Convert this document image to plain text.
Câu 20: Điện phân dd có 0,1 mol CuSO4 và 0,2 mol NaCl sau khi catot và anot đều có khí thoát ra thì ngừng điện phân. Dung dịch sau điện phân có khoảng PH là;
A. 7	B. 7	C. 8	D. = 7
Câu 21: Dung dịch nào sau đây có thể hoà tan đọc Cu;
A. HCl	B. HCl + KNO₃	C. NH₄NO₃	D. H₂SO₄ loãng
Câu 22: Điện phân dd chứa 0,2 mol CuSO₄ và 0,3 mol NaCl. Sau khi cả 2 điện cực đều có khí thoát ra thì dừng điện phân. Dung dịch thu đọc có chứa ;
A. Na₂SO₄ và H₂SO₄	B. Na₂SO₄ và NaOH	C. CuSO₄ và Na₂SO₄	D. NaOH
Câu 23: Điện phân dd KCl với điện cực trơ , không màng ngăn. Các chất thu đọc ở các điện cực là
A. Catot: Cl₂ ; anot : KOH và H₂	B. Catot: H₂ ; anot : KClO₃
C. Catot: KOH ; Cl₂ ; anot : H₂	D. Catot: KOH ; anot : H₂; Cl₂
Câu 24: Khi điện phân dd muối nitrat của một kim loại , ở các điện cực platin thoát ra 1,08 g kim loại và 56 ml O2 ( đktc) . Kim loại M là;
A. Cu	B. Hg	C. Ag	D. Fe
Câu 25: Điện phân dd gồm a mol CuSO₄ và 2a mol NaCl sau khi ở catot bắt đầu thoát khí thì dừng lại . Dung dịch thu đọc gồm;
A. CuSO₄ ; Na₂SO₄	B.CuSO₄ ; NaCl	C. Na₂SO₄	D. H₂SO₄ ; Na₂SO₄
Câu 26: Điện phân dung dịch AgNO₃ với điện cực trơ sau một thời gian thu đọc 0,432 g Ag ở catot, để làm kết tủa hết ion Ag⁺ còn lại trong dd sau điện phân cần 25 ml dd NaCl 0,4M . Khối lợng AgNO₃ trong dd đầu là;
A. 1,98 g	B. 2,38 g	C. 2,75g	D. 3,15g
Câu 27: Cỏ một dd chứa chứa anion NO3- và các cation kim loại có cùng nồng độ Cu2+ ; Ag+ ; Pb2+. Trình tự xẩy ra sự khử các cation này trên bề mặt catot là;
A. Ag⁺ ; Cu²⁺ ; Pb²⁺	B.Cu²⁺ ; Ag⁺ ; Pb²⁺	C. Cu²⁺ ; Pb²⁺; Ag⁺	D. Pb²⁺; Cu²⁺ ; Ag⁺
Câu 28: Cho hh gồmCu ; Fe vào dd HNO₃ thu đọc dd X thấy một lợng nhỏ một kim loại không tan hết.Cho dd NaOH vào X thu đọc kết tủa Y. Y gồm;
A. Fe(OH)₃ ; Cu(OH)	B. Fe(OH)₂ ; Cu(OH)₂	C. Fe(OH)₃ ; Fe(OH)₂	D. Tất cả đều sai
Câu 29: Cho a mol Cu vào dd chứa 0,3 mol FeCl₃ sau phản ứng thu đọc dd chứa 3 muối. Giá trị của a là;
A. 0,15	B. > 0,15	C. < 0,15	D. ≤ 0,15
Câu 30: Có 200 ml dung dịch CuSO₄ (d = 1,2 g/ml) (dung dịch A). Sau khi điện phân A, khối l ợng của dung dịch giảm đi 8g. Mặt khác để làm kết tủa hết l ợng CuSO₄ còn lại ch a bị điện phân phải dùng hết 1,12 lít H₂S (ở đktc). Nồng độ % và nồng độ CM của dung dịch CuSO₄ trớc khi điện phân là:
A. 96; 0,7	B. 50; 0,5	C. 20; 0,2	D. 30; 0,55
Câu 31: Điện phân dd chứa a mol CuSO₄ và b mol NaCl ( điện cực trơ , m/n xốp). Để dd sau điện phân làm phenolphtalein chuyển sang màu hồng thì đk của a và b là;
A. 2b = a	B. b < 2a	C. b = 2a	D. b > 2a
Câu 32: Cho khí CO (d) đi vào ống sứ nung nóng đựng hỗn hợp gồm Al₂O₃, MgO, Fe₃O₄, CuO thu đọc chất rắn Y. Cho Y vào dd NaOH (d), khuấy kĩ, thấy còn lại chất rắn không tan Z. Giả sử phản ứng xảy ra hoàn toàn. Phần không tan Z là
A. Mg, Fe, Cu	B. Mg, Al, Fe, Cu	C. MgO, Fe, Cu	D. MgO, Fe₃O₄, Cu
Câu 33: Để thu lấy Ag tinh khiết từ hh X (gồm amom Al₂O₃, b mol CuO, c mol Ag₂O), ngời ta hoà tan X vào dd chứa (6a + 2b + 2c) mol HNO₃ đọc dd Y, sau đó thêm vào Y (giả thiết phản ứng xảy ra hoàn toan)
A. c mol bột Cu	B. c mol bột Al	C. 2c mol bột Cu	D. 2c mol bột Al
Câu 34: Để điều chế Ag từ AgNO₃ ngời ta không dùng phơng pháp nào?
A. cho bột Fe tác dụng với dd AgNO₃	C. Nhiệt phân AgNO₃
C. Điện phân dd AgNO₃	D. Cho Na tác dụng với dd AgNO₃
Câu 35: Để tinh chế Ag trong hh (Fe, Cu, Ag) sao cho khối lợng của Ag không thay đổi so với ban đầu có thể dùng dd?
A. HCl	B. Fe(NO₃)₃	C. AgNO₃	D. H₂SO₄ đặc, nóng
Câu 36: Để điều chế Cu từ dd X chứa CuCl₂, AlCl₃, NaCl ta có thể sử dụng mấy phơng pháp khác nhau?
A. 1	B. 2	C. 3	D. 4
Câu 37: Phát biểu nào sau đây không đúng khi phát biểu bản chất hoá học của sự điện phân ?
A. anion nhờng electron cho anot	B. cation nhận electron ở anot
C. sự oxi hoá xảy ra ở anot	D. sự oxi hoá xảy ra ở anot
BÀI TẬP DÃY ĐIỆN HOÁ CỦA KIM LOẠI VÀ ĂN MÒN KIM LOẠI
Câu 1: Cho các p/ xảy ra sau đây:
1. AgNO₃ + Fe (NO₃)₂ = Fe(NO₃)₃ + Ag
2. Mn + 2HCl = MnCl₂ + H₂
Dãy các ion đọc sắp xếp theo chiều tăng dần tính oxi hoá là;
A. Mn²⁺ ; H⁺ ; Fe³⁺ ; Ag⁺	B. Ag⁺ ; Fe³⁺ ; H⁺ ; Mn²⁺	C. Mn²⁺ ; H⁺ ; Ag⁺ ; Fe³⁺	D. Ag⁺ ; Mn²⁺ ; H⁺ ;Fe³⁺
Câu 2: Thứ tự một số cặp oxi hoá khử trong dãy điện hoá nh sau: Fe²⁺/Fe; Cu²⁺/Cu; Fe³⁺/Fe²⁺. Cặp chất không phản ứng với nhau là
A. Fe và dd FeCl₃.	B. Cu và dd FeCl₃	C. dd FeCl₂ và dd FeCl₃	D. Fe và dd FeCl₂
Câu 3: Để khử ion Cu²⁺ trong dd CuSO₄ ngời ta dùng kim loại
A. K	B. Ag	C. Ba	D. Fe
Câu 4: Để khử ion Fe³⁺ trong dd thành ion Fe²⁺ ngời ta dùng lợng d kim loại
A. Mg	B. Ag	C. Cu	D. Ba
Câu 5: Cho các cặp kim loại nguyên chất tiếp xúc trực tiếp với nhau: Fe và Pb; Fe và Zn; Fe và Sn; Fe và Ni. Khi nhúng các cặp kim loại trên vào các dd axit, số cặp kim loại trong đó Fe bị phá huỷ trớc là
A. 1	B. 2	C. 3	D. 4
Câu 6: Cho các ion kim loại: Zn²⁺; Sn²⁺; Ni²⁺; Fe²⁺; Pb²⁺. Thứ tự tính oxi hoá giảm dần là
#####
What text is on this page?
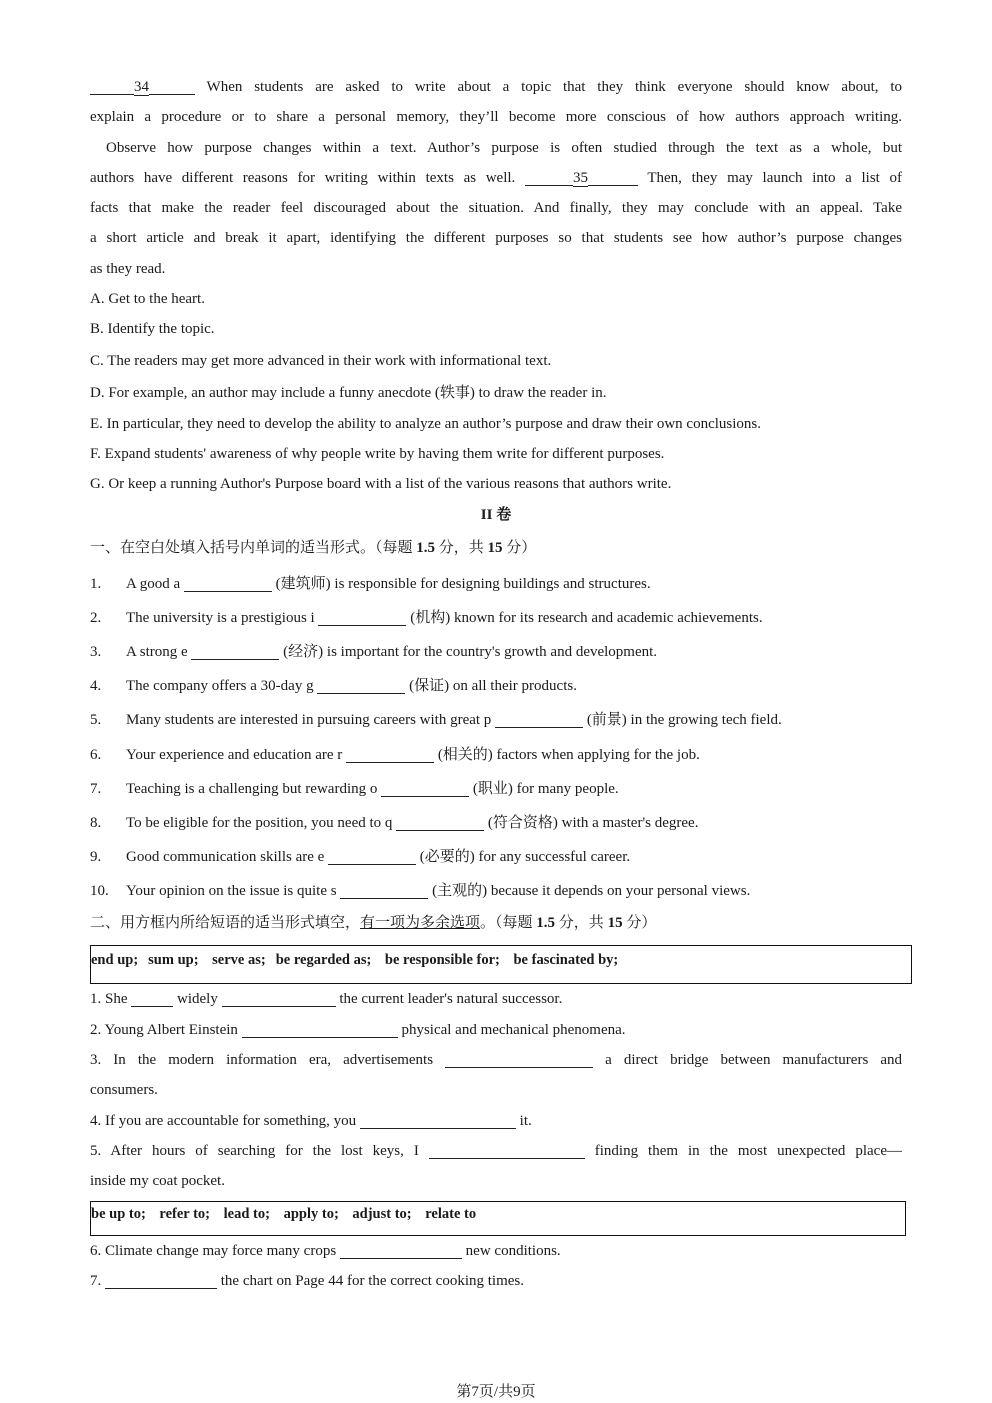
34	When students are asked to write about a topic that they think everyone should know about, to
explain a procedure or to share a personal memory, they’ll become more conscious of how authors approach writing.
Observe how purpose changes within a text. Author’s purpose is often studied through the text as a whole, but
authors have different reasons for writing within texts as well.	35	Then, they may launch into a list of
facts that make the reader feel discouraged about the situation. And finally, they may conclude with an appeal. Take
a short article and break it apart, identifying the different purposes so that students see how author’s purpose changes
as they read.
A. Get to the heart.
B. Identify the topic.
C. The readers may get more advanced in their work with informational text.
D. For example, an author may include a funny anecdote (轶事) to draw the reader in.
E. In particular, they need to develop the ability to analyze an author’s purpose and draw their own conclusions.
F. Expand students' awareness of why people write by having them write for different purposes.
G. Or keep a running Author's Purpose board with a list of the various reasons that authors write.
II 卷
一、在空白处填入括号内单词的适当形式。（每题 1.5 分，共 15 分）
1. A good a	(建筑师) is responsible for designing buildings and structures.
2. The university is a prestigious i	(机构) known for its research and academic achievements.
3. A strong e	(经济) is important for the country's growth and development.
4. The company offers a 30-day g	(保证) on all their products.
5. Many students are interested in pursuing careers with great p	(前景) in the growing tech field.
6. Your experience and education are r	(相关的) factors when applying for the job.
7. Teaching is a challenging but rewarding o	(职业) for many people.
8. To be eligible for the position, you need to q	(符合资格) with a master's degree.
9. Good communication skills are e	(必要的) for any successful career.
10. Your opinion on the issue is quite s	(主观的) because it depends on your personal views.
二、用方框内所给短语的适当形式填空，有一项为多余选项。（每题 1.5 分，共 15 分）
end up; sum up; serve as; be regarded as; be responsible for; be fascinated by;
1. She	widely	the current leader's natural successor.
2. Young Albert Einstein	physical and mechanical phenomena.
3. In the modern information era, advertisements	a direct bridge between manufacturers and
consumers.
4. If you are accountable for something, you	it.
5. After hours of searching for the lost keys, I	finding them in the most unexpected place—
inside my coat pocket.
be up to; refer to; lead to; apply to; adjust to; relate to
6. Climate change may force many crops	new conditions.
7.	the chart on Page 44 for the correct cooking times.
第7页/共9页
#####
» **Set task**
Going through the data above, count the lines where the string "changes" appears, and answer with only that number.

» **Output**
2